The objectives of this study were to (i) analyse the spatial-temporal pattern of landslides that have majorly occurred between 1900 to 2019 (ii) characterize the landslides in relation to varied topographic units during this period and (iii) examine the implications for landslide risk management in the area. This catchment-based study intended to unravel the dynamics to inform larger and/or regional scale studies (e.g. Afrislide project reported by Kervyn et al. 2015) and for contributing to the current debate on the realization of SDGs 15 and Sendai DRR agenda target 1, 2 and 7 at local level. As stressed by Anderson et al. (2011) such local scale studies can also effectively inform strategies for landslide risk reduction. Besides, the study will inform future attempts to evaluate potential conditioning factors. As pointed out by Soeters and Van Westen 1996 cited in Nefeslioglu et al. (2011) to evaluate potential conditioning factors, the types of failure, activity characteristics and spatial distributions of the movements must first be identified. The selected study area as explained below presents unique topographic characteristics (ruggedness, slope steepness, plan), high population density and relatively higher landslide occurrences which therefore merits focused investigation.

Geographical setting

This study focused on a major landslide hotspot sub catchment located within the upper part of the Manafwa catchment, on the slopes of Mt Elgon in Uganda (Fig. 1). The sub catchment, majorly drained by the Upper part of R. Manafwa and main tributaries of rivers Tsume and Lukuse, occupies about 166.02km2. The area experiences varied types of shallow and deep landslides involving largely soil and rock materials.

Fig. 1
figure 1

Location of study area catchment in Mt Elgon, Uganda

The sub catchment has got a high stream density due to many streams draining it and high rainfall received. Annual rainfall ranges from 1000 mm to 1600 mm. Moderate to intense rains are reported in the area. On the previous and the very day of the recent landslide occurrence (4th June 2019), moderately heavy rainfall (Fig. 2) was recorded in the eastern part of Bududa district in the sub counties of Buwali, Bukalasi and Bubita.

▶ Items:
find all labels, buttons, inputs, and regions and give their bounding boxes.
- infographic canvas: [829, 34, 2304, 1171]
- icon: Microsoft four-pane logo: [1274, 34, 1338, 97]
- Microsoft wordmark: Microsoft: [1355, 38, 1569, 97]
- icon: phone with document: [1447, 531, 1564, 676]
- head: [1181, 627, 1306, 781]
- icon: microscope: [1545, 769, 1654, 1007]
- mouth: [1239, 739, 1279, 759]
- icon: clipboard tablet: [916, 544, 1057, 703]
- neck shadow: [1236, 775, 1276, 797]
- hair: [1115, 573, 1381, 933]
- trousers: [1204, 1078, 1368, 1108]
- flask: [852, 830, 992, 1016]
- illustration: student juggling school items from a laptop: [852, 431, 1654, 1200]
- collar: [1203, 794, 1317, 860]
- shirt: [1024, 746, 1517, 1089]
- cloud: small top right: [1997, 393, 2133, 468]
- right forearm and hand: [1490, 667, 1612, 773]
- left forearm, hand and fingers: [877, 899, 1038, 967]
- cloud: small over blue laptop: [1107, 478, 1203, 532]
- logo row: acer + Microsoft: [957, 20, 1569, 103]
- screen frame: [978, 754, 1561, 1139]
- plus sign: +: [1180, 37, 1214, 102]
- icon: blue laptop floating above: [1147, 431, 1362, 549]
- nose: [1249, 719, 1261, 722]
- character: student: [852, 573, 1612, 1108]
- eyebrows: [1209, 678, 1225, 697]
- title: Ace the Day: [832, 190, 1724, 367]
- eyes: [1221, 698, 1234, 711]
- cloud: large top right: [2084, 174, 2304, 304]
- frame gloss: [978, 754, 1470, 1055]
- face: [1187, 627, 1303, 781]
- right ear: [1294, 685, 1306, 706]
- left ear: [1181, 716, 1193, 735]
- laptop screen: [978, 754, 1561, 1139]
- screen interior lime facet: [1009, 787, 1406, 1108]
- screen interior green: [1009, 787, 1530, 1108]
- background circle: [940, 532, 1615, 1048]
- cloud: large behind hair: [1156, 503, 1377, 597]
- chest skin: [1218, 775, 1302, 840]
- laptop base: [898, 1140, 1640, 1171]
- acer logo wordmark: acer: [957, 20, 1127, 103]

▶ The task:
From the landslide study text above, return unchanged the part that opens with the words containing "This study focused" and closes with "and rock materials.".

▶ Response:
This study focused on a major landslide hotspot sub catchment located within the upper part of the Manafwa catchment, on the slopes of Mt Elgon in Uganda (Fig. 1). The sub catchment, majorly drained by the Upper part of R. Manafwa and main tributaries of rivers Tsume and Lukuse, occupies about 166.02km2. The area experiences varied types of shallow and deep landslides involving largely soil and rock materials.